Put the lines from the one with "category-label: Stomach [154, 635, 184, 644]" to the one with "chart-panel-2 [5, 271, 262, 447]" into a Markdown table with two columns, Row for the row number and Line for the line itself. Leave out any blank lines.

* START Data rows *

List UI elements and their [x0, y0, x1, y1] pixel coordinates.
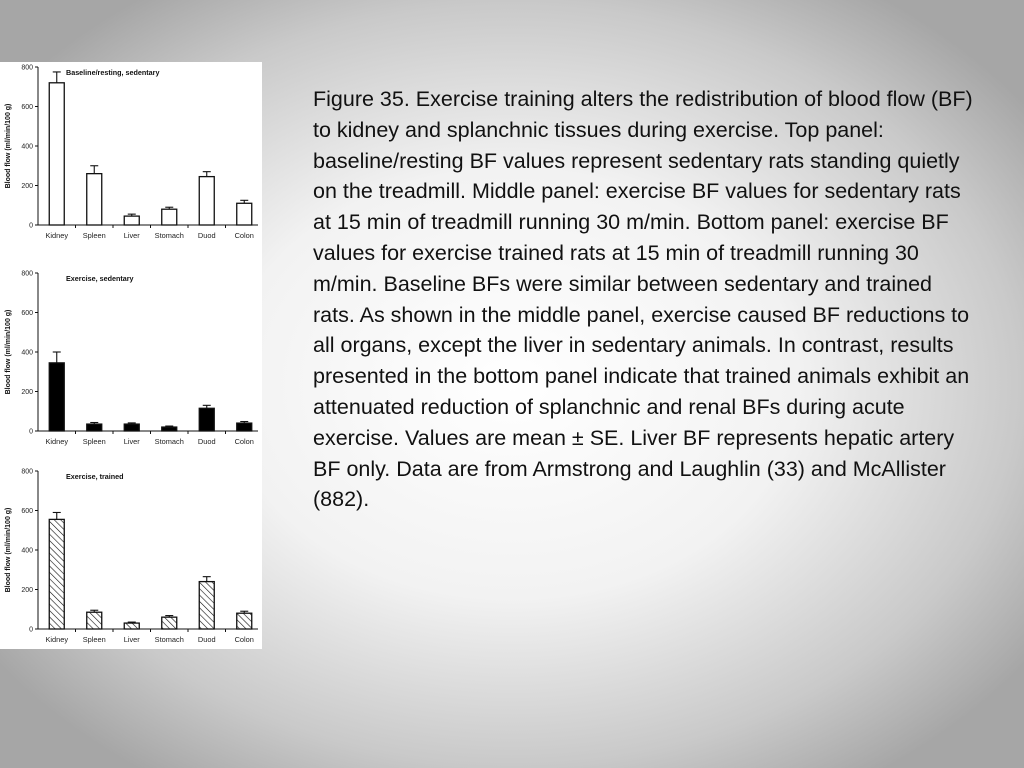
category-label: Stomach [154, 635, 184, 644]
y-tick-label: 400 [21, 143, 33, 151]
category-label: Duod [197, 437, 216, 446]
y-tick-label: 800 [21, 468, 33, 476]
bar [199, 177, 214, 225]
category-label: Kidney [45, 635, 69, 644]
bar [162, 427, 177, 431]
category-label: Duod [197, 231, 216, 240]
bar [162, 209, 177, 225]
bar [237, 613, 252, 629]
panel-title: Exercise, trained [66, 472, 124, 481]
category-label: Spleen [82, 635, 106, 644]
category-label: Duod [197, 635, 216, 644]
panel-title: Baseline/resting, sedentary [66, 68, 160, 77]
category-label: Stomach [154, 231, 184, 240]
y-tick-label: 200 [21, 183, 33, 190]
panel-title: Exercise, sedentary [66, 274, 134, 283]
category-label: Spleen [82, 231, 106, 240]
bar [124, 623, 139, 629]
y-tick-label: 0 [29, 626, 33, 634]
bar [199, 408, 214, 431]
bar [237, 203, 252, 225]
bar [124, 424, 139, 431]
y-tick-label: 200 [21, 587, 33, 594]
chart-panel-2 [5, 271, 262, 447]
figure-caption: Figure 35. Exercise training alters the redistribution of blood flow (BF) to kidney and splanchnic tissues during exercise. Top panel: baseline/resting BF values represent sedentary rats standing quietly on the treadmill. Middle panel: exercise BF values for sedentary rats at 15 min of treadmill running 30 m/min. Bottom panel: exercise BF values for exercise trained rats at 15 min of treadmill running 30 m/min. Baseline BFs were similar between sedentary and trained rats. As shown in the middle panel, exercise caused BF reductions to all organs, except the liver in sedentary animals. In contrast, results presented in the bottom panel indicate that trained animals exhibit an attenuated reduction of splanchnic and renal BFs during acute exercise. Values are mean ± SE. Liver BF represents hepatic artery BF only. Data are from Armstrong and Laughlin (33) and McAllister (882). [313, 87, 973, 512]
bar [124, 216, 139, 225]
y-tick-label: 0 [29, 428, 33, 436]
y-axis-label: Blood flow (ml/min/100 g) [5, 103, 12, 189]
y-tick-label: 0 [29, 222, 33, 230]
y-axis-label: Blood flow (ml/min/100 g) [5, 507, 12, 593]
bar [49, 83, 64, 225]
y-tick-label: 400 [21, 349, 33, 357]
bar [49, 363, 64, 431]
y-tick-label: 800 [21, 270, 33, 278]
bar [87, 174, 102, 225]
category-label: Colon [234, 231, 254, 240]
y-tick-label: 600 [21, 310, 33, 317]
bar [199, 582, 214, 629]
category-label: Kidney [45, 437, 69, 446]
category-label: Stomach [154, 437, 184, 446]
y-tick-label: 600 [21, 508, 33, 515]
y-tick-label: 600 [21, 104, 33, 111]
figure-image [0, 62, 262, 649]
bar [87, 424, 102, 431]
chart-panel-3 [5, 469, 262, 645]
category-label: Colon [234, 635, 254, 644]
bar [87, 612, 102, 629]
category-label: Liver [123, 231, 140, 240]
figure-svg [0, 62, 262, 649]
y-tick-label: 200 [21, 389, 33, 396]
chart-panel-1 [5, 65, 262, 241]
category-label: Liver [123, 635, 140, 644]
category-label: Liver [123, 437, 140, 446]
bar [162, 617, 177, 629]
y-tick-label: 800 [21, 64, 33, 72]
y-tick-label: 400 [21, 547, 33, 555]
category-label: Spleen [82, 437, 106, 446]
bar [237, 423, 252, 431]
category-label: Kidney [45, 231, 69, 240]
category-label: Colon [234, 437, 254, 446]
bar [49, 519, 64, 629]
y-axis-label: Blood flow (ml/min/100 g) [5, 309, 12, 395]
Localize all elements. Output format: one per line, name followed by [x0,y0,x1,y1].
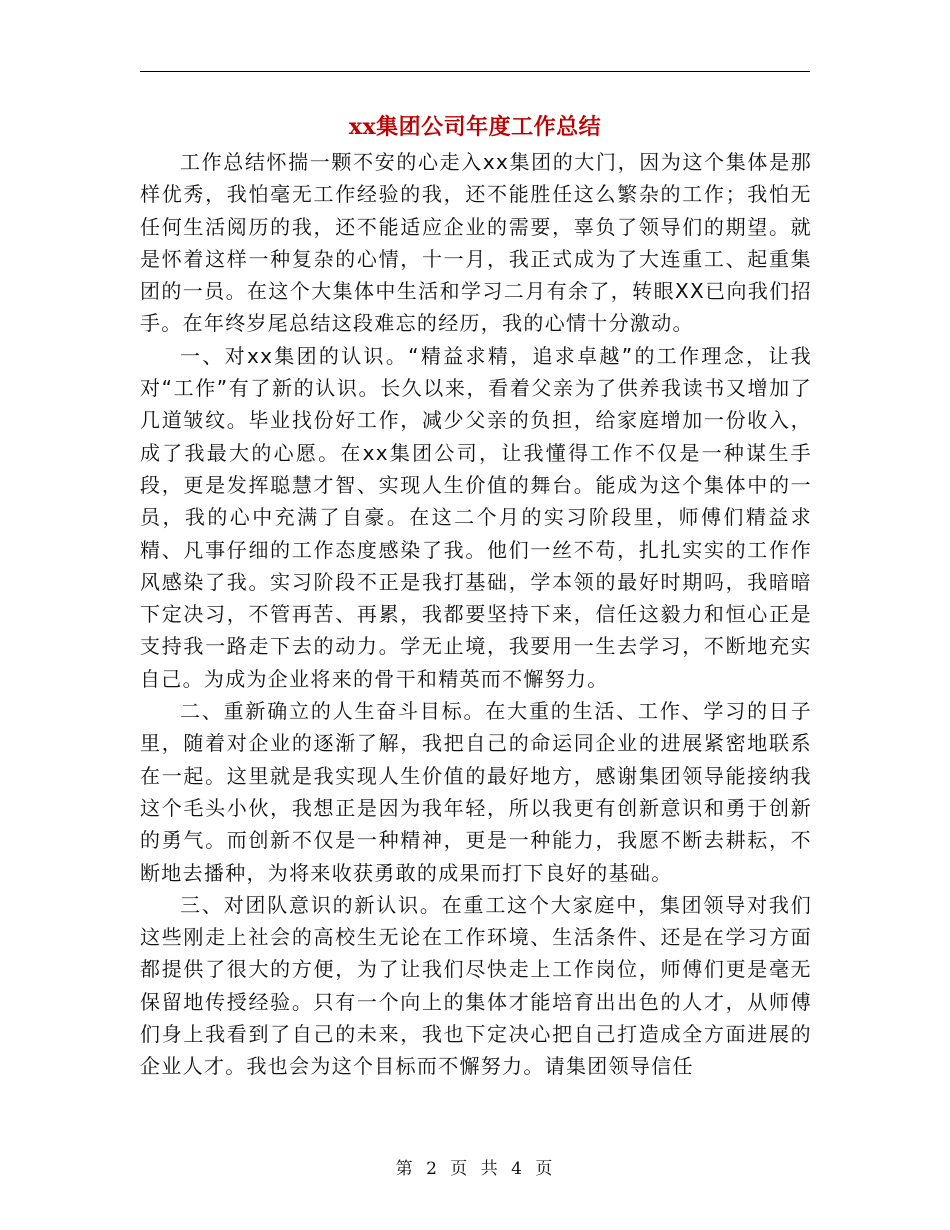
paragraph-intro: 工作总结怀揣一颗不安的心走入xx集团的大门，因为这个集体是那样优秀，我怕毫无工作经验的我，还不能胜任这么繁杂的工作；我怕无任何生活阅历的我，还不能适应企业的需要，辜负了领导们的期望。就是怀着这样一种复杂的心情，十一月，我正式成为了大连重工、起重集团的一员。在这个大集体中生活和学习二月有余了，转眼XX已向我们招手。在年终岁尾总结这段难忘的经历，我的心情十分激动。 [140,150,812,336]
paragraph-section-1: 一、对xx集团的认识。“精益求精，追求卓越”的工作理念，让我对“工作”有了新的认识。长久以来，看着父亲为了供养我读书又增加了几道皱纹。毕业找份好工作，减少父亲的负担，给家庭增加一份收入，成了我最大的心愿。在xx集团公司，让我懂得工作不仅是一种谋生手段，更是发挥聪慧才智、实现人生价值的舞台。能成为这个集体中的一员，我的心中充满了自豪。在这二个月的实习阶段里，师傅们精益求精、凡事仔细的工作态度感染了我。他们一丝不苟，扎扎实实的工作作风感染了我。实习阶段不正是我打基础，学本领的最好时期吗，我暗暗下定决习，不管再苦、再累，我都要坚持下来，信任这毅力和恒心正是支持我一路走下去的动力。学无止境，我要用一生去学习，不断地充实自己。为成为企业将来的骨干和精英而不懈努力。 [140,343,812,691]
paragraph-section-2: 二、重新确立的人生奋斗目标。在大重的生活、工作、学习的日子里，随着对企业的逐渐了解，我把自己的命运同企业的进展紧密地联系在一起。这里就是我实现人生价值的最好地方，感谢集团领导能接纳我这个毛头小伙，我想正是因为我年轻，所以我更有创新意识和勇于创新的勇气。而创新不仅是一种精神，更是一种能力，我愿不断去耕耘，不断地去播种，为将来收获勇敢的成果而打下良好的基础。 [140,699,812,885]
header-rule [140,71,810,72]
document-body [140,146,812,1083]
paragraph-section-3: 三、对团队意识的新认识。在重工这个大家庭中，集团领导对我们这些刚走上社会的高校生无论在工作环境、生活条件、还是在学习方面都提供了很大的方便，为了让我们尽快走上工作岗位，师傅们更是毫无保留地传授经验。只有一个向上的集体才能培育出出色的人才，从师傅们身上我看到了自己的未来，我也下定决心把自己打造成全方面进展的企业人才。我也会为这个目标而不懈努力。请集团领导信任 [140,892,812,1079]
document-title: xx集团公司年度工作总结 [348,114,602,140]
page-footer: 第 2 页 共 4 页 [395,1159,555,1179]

* END Data rows *

**Reply to the task:**
| Row | Line |
|---|---|
| 1 | category-label: Stomach [154, 635, 184, 644] |
| 2 | y-tick-label: 400 [21, 143, 33, 151] |
| 3 | category-label: Duod [197, 437, 216, 446] |
| 4 | y-tick-label: 800 [21, 468, 33, 476] |
| 5 | bar [199, 177, 214, 225] |
| 6 | category-label: Kidney [45, 635, 69, 644] |
| 7 | bar [162, 427, 177, 431] |
| 8 | category-label: Duod [197, 231, 216, 240] |
| 9 | bar [162, 209, 177, 225] |
| 10 | bar [237, 613, 252, 629] |
| 11 | panel-title: Exercise, trained [66, 472, 124, 481] |
| 12 | category-label: Spleen [82, 635, 106, 644] |
| 13 | category-label: Duod [197, 635, 216, 644] |
| 14 | panel-title: Baseline/resting, sedentary [66, 68, 160, 77] |
| 15 | category-label: Stomach [154, 231, 184, 240] |
| 16 | y-tick-label: 200 [21, 183, 33, 190] |
| 17 | panel-title: Exercise, sedentary [66, 274, 134, 283] |
| 18 | category-label: Spleen [82, 231, 106, 240] |
| 19 | bar [124, 623, 139, 629] |
| 20 | y-tick-label: 0 [29, 626, 33, 634] |
| 21 | bar [199, 408, 214, 431] |
| 22 | bar [237, 203, 252, 225] |
| 23 | bar [124, 424, 139, 431] |
| 24 | y-tick-label: 200 [21, 587, 33, 594] |
| 25 | chart-panel-2 [5, 271, 262, 447] |